#### Data
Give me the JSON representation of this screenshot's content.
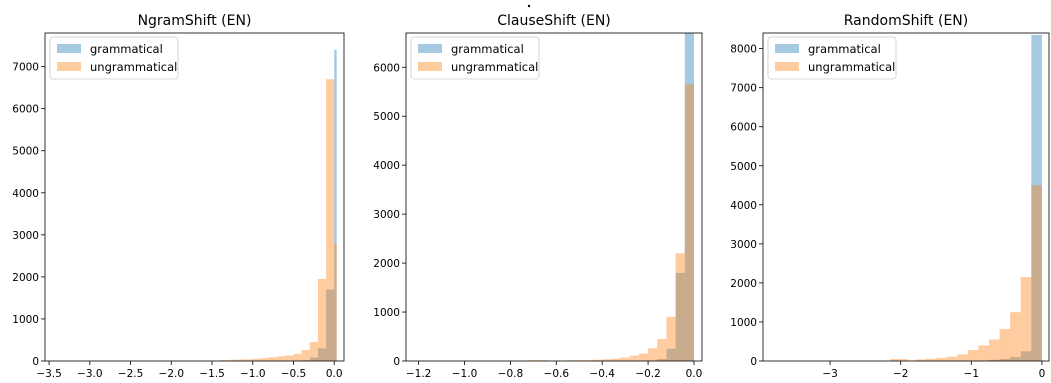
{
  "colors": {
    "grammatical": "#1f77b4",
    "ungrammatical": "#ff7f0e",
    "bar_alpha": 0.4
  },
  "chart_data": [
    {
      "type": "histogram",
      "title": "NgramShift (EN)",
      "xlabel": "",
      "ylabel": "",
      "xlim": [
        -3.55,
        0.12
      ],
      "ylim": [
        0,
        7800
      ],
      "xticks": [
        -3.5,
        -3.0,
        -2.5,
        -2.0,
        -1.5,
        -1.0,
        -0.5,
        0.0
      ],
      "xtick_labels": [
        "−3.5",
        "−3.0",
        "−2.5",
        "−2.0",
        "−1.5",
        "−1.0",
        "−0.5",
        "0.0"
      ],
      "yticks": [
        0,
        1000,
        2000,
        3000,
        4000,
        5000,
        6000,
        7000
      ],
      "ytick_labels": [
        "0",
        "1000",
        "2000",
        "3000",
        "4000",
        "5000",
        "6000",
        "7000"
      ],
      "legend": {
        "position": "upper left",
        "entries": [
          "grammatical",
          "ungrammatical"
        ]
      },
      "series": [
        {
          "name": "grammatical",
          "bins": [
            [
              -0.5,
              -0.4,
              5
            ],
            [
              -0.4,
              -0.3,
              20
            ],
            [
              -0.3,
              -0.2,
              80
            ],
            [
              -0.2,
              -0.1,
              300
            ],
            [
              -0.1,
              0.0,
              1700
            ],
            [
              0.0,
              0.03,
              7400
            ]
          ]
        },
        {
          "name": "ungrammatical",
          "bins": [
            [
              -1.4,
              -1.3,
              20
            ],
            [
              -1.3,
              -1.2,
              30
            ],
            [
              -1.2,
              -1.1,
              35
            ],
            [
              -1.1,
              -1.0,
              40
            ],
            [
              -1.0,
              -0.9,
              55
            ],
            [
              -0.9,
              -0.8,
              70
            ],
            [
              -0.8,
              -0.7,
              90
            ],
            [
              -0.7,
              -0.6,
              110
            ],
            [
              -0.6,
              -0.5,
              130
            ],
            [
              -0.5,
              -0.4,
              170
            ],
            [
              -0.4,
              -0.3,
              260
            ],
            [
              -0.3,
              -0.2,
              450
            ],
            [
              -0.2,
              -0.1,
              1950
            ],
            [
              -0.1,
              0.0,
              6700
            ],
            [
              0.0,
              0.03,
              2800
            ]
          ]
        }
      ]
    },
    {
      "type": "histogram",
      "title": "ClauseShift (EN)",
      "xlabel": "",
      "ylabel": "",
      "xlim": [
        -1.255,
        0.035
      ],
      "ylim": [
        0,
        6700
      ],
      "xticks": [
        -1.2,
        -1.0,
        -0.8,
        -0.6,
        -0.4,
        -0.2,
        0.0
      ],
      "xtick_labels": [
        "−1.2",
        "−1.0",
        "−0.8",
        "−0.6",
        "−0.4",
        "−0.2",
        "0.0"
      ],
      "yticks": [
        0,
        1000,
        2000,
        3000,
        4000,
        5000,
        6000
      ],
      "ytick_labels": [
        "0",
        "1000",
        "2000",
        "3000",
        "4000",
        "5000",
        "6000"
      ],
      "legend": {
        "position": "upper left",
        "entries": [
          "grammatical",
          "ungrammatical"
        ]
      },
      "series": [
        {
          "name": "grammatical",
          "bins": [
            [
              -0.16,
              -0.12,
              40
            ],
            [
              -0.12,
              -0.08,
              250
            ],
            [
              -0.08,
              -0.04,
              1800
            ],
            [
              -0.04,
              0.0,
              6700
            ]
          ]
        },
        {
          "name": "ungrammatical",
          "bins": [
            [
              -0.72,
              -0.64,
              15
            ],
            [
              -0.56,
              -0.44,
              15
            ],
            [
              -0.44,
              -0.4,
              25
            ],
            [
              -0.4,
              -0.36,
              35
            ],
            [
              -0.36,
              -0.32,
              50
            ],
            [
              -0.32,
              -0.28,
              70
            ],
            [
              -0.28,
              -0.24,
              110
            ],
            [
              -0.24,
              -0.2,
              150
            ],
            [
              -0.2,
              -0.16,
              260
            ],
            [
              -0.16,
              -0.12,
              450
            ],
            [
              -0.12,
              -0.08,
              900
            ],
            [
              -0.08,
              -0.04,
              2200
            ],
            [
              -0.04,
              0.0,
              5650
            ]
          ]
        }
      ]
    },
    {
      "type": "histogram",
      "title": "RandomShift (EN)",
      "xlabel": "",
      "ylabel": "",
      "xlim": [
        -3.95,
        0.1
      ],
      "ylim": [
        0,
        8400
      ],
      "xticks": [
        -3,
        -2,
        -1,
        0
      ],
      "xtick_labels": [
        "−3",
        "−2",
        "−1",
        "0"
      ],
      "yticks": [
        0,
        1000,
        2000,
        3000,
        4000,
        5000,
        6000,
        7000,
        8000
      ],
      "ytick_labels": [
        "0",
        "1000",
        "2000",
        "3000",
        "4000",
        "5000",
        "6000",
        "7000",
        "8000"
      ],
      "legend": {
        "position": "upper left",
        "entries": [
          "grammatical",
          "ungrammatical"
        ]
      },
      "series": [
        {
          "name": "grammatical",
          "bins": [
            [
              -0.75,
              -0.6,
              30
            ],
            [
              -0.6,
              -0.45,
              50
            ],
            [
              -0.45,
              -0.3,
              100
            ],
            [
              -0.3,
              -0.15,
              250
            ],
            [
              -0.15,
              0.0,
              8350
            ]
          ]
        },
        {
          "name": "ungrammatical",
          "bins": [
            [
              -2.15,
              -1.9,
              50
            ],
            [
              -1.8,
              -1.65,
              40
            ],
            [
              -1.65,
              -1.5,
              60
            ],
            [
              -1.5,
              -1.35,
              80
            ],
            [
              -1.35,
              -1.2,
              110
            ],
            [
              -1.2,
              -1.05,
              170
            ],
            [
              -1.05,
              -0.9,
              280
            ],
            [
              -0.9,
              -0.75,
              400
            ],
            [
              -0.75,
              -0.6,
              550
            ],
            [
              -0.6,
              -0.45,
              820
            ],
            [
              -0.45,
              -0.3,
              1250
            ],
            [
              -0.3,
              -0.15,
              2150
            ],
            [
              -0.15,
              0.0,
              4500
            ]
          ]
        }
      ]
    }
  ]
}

#### Do this
Reproduce the entries exactly. Do not carry over any picture.

#### Task solution
Give me the JSON representation of this screenshot's content.
{
  "colors": {
    "grammatical": "#1f77b4",
    "ungrammatical": "#ff7f0e",
    "bar_alpha": 0.4
  },
  "chart_data": [
    {
      "type": "histogram",
      "title": "NgramShift (EN)",
      "xlabel": "",
      "ylabel": "",
      "xlim": [
        -3.55,
        0.12
      ],
      "ylim": [
        0,
        7800
      ],
      "xticks": [
        -3.5,
        -3.0,
        -2.5,
        -2.0,
        -1.5,
        -1.0,
        -0.5,
        0.0
      ],
      "xtick_labels": [
        "−3.5",
        "−3.0",
        "−2.5",
        "−2.0",
        "−1.5",
        "−1.0",
        "−0.5",
        "0.0"
      ],
      "yticks": [
        0,
        1000,
        2000,
        3000,
        4000,
        5000,
        6000,
        7000
      ],
      "ytick_labels": [
        "0",
        "1000",
        "2000",
        "3000",
        "4000",
        "5000",
        "6000",
        "7000"
      ],
      "legend": {
        "position": "upper left",
        "entries": [
          "grammatical",
          "ungrammatical"
        ]
      },
      "series": [
        {
          "name": "grammatical",
          "bins": [
            [
              -0.5,
              -0.4,
              5
            ],
            [
              -0.4,
              -0.3,
              20
            ],
            [
              -0.3,
              -0.2,
              80
            ],
            [
              -0.2,
              -0.1,
              300
            ],
            [
              -0.1,
              0.0,
              1700
            ],
            [
              0.0,
              0.03,
              7400
            ]
          ]
        },
        {
          "name": "ungrammatical",
          "bins": [
            [
              -1.4,
              -1.3,
              20
            ],
            [
              -1.3,
              -1.2,
              30
            ],
            [
              -1.2,
              -1.1,
              35
            ],
            [
              -1.1,
              -1.0,
              40
            ],
            [
              -1.0,
              -0.9,
              55
            ],
            [
              -0.9,
              -0.8,
              70
            ],
            [
              -0.8,
              -0.7,
              90
            ],
            [
              -0.7,
              -0.6,
              110
            ],
            [
              -0.6,
              -0.5,
              130
            ],
            [
              -0.5,
              -0.4,
              170
            ],
            [
              -0.4,
              -0.3,
              260
            ],
            [
              -0.3,
              -0.2,
              450
            ],
            [
              -0.2,
              -0.1,
              1950
            ],
            [
              -0.1,
              0.0,
              6700
            ],
            [
              0.0,
              0.03,
              2800
            ]
          ]
        }
      ]
    },
    {
      "type": "histogram",
      "title": "ClauseShift (EN)",
      "xlabel": "",
      "ylabel": "",
      "xlim": [
        -1.255,
        0.035
      ],
      "ylim": [
        0,
        6700
      ],
      "xticks": [
        -1.2,
        -1.0,
        -0.8,
        -0.6,
        -0.4,
        -0.2,
        0.0
      ],
      "xtick_labels": [
        "−1.2",
        "−1.0",
        "−0.8",
        "−0.6",
        "−0.4",
        "−0.2",
        "0.0"
      ],
      "yticks": [
        0,
        1000,
        2000,
        3000,
        4000,
        5000,
        6000
      ],
      "ytick_labels": [
        "0",
        "1000",
        "2000",
        "3000",
        "4000",
        "5000",
        "6000"
      ],
      "legend": {
        "position": "upper left",
        "entries": [
          "grammatical",
          "ungrammatical"
        ]
      },
      "series": [
        {
          "name": "grammatical",
          "bins": [
            [
              -0.16,
              -0.12,
              40
            ],
            [
              -0.12,
              -0.08,
              250
            ],
            [
              -0.08,
              -0.04,
              1800
            ],
            [
              -0.04,
              0.0,
              6700
            ]
          ]
        },
        {
          "name": "ungrammatical",
          "bins": [
            [
              -0.72,
              -0.64,
              15
            ],
            [
              -0.56,
              -0.44,
              15
            ],
            [
              -0.44,
              -0.4,
              25
            ],
            [
              -0.4,
              -0.36,
              35
            ],
            [
              -0.36,
              -0.32,
              50
            ],
            [
              -0.32,
              -0.28,
              70
            ],
            [
              -0.28,
              -0.24,
              110
            ],
            [
              -0.24,
              -0.2,
              150
            ],
            [
              -0.2,
              -0.16,
              260
            ],
            [
              -0.16,
              -0.12,
              450
            ],
            [
              -0.12,
              -0.08,
              900
            ],
            [
              -0.08,
              -0.04,
              2200
            ],
            [
              -0.04,
              0.0,
              5650
            ]
          ]
        }
      ]
    },
    {
      "type": "histogram",
      "title": "RandomShift (EN)",
      "xlabel": "",
      "ylabel": "",
      "xlim": [
        -3.95,
        0.1
      ],
      "ylim": [
        0,
        8400
      ],
      "xticks": [
        -3,
        -2,
        -1,
        0
      ],
      "xtick_labels": [
        "−3",
        "−2",
        "−1",
        "0"
      ],
      "yticks": [
        0,
        1000,
        2000,
        3000,
        4000,
        5000,
        6000,
        7000,
        8000
      ],
      "ytick_labels": [
        "0",
        "1000",
        "2000",
        "3000",
        "4000",
        "5000",
        "6000",
        "7000",
        "8000"
      ],
      "legend": {
        "position": "upper left",
        "entries": [
          "grammatical",
          "ungrammatical"
        ]
      },
      "series": [
        {
          "name": "grammatical",
          "bins": [
            [
              -0.75,
              -0.6,
              30
            ],
            [
              -0.6,
              -0.45,
              50
            ],
            [
              -0.45,
              -0.3,
              100
            ],
            [
              -0.3,
              -0.15,
              250
            ],
            [
              -0.15,
              0.0,
              8350
            ]
          ]
        },
        {
          "name": "ungrammatical",
          "bins": [
            [
              -2.15,
              -1.9,
              50
            ],
            [
              -1.8,
              -1.65,
              40
            ],
            [
              -1.65,
              -1.5,
              60
            ],
            [
              -1.5,
              -1.35,
              80
            ],
            [
              -1.35,
              -1.2,
              110
            ],
            [
              -1.2,
              -1.05,
              170
            ],
            [
              -1.05,
              -0.9,
              280
            ],
            [
              -0.9,
              -0.75,
              400
            ],
            [
              -0.75,
              -0.6,
              550
            ],
            [
              -0.6,
              -0.45,
              820
            ],
            [
              -0.45,
              -0.3,
              1250
            ],
            [
              -0.3,
              -0.15,
              2150
            ],
            [
              -0.15,
              0.0,
              4500
            ]
          ]
        }
      ]
    }
  ]
}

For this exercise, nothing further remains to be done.